§ REQUEST:
Look for "Read out every word on this page." in the records below, then copy that line and every line after it, exactly and with nothing added.

§ INPUT MATERIAL:
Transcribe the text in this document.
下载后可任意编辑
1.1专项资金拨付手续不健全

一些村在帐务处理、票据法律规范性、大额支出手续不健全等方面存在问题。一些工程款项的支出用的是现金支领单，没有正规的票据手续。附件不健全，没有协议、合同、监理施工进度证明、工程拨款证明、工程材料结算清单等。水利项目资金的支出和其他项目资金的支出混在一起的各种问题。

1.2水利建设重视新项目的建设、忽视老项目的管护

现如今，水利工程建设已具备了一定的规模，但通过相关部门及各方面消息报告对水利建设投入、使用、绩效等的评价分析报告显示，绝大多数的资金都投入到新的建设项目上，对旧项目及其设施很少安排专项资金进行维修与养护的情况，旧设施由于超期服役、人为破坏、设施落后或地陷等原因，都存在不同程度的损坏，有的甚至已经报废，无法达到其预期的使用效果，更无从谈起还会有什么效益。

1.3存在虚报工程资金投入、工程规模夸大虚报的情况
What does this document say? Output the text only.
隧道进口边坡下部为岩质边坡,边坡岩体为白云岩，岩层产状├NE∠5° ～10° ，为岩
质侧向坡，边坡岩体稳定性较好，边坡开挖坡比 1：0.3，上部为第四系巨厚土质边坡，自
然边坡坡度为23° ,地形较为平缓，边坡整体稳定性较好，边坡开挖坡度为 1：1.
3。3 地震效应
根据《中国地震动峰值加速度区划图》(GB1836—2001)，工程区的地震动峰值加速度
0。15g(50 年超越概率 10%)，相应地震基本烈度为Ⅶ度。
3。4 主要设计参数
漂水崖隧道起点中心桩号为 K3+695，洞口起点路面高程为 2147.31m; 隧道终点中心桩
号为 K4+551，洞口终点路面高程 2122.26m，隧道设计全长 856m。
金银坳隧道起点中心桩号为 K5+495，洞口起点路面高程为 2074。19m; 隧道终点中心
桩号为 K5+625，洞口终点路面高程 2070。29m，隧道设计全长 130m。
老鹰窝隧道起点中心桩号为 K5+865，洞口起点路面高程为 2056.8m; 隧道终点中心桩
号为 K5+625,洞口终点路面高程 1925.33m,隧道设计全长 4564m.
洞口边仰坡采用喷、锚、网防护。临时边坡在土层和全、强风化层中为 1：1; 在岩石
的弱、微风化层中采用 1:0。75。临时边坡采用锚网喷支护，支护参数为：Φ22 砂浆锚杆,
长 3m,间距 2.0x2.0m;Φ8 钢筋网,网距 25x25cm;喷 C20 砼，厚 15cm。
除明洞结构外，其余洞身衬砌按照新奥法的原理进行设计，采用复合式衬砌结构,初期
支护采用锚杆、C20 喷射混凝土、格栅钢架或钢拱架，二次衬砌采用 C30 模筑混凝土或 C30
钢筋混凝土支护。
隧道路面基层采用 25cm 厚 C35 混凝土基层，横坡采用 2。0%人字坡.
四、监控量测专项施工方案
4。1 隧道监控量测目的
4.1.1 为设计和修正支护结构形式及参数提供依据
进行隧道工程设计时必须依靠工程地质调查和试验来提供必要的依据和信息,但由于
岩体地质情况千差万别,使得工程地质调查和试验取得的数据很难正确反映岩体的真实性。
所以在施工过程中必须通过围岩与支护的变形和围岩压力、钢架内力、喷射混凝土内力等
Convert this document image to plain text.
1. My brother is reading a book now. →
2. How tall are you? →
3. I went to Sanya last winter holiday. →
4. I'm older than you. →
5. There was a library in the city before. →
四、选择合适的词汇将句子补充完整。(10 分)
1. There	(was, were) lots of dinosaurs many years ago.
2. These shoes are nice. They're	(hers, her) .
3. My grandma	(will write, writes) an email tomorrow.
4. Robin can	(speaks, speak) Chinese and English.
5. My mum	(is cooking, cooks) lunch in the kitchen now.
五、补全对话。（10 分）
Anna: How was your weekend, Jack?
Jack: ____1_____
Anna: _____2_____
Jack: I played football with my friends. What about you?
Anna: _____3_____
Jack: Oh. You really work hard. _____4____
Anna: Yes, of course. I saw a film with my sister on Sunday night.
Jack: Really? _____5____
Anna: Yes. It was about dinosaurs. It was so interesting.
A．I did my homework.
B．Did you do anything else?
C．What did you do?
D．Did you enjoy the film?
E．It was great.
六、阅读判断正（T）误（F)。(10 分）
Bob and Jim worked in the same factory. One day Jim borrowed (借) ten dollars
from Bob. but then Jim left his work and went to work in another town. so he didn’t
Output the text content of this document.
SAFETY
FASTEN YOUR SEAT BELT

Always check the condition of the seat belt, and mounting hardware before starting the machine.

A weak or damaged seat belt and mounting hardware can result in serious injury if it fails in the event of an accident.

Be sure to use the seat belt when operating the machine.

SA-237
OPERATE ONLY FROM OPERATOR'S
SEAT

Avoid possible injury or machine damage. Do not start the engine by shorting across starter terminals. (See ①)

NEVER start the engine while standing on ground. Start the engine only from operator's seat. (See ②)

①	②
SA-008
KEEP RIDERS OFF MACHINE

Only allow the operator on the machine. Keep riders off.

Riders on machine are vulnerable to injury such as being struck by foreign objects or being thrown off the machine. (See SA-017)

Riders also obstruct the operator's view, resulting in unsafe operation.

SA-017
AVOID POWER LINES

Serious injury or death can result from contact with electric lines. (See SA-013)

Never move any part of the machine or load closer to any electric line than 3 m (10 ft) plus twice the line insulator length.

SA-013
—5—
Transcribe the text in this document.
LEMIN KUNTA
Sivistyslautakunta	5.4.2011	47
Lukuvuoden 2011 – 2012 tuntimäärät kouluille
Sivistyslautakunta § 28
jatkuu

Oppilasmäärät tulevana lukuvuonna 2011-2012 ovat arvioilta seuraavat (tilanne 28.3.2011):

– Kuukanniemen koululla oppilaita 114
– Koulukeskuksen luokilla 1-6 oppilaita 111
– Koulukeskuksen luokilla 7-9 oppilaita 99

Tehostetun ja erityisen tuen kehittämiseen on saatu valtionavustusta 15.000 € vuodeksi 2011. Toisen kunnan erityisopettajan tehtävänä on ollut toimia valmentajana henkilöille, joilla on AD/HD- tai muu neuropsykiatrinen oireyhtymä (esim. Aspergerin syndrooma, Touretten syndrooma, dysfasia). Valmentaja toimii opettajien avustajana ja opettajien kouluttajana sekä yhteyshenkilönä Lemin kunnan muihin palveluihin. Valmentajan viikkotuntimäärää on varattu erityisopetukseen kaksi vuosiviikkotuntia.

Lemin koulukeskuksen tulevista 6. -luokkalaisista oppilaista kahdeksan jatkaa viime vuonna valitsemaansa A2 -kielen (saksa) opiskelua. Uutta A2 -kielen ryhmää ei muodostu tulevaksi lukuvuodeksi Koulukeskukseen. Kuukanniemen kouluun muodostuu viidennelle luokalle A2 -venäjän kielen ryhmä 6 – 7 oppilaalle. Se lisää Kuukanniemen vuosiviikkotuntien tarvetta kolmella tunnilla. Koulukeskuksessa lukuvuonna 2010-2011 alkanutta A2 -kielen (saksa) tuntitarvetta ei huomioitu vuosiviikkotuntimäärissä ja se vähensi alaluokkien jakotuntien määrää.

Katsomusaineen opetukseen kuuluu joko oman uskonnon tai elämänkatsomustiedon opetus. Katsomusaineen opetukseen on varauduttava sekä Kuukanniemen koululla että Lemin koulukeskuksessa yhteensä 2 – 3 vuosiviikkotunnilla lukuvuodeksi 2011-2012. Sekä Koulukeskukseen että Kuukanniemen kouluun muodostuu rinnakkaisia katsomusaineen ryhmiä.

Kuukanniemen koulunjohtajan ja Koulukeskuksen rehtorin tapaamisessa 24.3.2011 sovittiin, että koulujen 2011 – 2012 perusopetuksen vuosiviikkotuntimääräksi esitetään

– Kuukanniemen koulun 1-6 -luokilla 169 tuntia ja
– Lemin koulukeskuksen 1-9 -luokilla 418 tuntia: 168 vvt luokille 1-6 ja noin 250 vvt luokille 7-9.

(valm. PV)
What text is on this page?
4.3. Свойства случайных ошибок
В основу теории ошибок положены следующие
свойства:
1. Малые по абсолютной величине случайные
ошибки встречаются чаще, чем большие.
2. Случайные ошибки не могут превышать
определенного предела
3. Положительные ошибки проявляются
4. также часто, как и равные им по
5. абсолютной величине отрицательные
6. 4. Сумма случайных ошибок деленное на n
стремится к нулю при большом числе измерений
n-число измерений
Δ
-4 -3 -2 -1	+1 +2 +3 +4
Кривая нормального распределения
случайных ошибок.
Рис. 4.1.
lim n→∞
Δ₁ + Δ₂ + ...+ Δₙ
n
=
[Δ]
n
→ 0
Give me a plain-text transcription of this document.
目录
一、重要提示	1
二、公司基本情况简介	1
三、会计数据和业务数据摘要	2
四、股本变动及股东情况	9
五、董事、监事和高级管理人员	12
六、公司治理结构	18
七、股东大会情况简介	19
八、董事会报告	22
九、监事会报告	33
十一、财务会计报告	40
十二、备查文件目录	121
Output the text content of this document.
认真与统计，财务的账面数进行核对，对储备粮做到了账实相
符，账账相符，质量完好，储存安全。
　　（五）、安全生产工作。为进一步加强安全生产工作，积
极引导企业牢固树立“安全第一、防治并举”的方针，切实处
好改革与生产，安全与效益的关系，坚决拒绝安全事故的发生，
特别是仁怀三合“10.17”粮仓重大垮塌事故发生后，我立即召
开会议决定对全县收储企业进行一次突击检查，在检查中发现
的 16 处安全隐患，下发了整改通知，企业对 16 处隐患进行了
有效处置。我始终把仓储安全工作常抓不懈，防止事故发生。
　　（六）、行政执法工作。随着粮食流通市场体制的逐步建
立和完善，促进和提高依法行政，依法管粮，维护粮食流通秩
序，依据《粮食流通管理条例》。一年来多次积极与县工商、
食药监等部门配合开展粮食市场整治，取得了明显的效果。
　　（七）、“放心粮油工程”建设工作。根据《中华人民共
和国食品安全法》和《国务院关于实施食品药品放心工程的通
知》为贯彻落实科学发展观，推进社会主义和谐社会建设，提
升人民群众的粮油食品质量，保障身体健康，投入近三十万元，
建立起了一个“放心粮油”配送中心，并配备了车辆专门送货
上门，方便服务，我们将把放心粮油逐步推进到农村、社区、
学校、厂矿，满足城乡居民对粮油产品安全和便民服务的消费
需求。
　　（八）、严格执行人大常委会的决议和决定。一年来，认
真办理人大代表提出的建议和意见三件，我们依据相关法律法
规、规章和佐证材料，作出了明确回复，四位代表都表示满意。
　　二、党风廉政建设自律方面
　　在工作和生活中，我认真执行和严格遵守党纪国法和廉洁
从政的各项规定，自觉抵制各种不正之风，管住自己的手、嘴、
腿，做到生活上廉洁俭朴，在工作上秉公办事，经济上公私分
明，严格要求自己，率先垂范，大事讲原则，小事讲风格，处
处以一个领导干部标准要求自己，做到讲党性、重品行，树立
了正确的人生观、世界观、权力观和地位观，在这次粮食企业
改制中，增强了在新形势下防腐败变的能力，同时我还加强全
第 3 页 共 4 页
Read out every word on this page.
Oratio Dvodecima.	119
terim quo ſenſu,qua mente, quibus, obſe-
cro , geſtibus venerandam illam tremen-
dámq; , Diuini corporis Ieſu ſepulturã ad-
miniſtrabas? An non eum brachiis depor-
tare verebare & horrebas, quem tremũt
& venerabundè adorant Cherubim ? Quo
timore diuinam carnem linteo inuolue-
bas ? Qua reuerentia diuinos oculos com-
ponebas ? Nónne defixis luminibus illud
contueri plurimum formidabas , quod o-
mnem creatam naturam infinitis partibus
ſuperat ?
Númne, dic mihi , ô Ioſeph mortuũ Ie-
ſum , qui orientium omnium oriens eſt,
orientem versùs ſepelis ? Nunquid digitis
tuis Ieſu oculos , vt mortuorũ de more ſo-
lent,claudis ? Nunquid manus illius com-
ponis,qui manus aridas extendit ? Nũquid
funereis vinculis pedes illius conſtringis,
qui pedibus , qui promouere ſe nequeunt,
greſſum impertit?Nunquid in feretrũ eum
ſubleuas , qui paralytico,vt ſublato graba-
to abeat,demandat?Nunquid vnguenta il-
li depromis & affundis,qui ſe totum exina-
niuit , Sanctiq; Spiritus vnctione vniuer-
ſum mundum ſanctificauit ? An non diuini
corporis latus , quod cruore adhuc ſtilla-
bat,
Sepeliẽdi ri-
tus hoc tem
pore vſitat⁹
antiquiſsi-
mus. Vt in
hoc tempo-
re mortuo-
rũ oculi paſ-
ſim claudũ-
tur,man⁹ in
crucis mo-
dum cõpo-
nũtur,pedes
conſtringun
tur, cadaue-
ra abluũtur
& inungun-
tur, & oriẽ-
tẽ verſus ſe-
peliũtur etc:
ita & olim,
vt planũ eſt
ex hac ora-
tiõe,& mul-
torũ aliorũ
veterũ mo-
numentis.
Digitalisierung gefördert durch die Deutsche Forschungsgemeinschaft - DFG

§ SOLUTION TO THE PROBLEM:
Read out every word on this page.
Oratio Dvodecima.	119
terim quo ſenſu,qua mente, quibus, obſe-
cro , geſtibus venerandam illam tremen-
dámq; , Diuini corporis Ieſu ſepulturã ad-
miniſtrabas? An non eum brachiis depor-
tare verebare & horrebas, quem tremũt
& venerabundè adorant Cherubim ? Quo
timore diuinam carnem linteo inuolue-
bas ? Qua reuerentia diuinos oculos com-
ponebas ? Nónne defixis luminibus illud
contueri plurimum formidabas , quod o-
mnem creatam naturam infinitis partibus
ſuperat ?
Númne, dic mihi , ô Ioſeph mortuũ Ie-
ſum , qui orientium omnium oriens eſt,
orientem versùs ſepelis ? Nunquid digitis
tuis Ieſu oculos , vt mortuorũ de more ſo-
lent,claudis ? Nunquid manus illius com-
ponis,qui manus aridas extendit ? Nũquid
funereis vinculis pedes illius conſtringis,
qui pedibus , qui promouere ſe nequeunt,
greſſum impertit?Nunquid in feretrũ eum
ſubleuas , qui paralytico,vt ſublato graba-
to abeat,demandat?Nunquid vnguenta il-
li depromis & affundis,qui ſe totum exina-
niuit , Sanctiq; Spiritus vnctione vniuer-
ſum mundum ſanctificauit ? An non diuini
corporis latus , quod cruore adhuc ſtilla-
bat,
Sepeliẽdi ri-
tus hoc tem
pore vſitat⁹
antiquiſsi-
mus. Vt in
hoc tempo-
re mortuo-
rũ oculi paſ-
ſim claudũ-
tur,man⁹ in
crucis mo-
dum cõpo-
nũtur,pedes
conſtringun
tur, cadaue-
ra abluũtur
& inungun-
tur, & oriẽ-
tẽ verſus ſe-
peliũtur etc:
ita & olim,
vt planũ eſt
ex hac ora-
tiõe,& mul-
torũ aliorũ
veterũ mo-
numentis.
Digitalisierung gefördert durch die Deutsche Forschungsgemeinschaft - DFG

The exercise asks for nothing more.